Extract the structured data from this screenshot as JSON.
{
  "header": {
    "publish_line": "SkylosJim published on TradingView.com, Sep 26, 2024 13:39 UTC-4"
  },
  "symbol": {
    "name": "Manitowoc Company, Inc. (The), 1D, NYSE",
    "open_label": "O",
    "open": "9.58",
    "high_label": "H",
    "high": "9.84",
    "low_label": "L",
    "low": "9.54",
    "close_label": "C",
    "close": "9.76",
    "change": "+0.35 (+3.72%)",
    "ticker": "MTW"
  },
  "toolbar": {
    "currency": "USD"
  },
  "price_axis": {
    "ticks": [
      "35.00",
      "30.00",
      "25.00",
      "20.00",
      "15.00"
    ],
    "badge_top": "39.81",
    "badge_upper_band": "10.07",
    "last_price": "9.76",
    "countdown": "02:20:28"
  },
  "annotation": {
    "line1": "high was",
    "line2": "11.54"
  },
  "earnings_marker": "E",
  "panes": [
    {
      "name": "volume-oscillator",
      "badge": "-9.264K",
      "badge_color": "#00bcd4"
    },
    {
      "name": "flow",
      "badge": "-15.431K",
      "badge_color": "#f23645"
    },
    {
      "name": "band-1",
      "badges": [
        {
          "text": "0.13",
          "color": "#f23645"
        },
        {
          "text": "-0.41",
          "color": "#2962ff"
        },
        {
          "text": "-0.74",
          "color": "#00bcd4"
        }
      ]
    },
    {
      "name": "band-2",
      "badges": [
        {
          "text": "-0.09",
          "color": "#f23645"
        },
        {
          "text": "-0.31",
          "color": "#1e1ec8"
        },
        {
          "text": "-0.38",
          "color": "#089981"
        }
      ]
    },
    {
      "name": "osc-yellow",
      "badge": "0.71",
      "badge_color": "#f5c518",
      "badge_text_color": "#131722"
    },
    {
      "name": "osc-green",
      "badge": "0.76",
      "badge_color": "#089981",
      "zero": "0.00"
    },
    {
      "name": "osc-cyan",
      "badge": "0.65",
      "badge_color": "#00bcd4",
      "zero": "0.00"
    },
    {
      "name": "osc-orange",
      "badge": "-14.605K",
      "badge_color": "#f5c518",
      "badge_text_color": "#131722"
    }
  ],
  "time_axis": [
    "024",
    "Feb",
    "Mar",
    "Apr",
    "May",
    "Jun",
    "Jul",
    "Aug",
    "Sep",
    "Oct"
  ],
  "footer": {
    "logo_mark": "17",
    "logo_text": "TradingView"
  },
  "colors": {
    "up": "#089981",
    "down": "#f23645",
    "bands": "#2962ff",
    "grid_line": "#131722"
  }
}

******************************

Recopy all the lines exactly as they appear.

_Solution for this problem:_
Extract the structured data from this screenshot as JSON.
{
  "header": {
    "publish_line": "SkylosJim published on TradingView.com, Sep 26, 2024 13:39 UTC-4"
  },
  "symbol": {
    "name": "Manitowoc Company, Inc. (The), 1D, NYSE",
    "open_label": "O",
    "open": "9.58",
    "high_label": "H",
    "high": "9.84",
    "low_label": "L",
    "low": "9.54",
    "close_label": "C",
    "close": "9.76",
    "change": "+0.35 (+3.72%)",
    "ticker": "MTW"
  },
  "toolbar": {
    "currency": "USD"
  },
  "price_axis": {
    "ticks": [
      "35.00",
      "30.00",
      "25.00",
      "20.00",
      "15.00"
    ],
    "badge_top": "39.81",
    "badge_upper_band": "10.07",
    "last_price": "9.76",
    "countdown": "02:20:28"
  },
  "annotation": {
    "line1": "high was",
    "line2": "11.54"
  },
  "earnings_marker": "E",
  "panes": [
    {
      "name": "volume-oscillator",
      "badge": "-9.264K",
      "badge_color": "#00bcd4"
    },
    {
      "name": "flow",
      "badge": "-15.431K",
      "badge_color": "#f23645"
    },
    {
      "name": "band-1",
      "badges": [
        {
          "text": "0.13",
          "color": "#f23645"
        },
        {
          "text": "-0.41",
          "color": "#2962ff"
        },
        {
          "text": "-0.74",
          "color": "#00bcd4"
        }
      ]
    },
    {
      "name": "band-2",
      "badges": [
        {
          "text": "-0.09",
          "color": "#f23645"
        },
        {
          "text": "-0.31",
          "color": "#1e1ec8"
        },
        {
          "text": "-0.38",
          "color": "#089981"
        }
      ]
    },
    {
      "name": "osc-yellow",
      "badge": "0.71",
      "badge_color": "#f5c518",
      "badge_text_color": "#131722"
    },
    {
      "name": "osc-green",
      "badge": "0.76",
      "badge_color": "#089981",
      "zero": "0.00"
    },
    {
      "name": "osc-cyan",
      "badge": "0.65",
      "badge_color": "#00bcd4",
      "zero": "0.00"
    },
    {
      "name": "osc-orange",
      "badge": "-14.605K",
      "badge_color": "#f5c518",
      "badge_text_color": "#131722"
    }
  ],
  "time_axis": [
    "024",
    "Feb",
    "Mar",
    "Apr",
    "May",
    "Jun",
    "Jul",
    "Aug",
    "Sep",
    "Oct"
  ],
  "footer": {
    "logo_mark": "17",
    "logo_text": "TradingView"
  },
  "colors": {
    "up": "#089981",
    "down": "#f23645",
    "bands": "#2962ff",
    "grid_line": "#131722"
  }
}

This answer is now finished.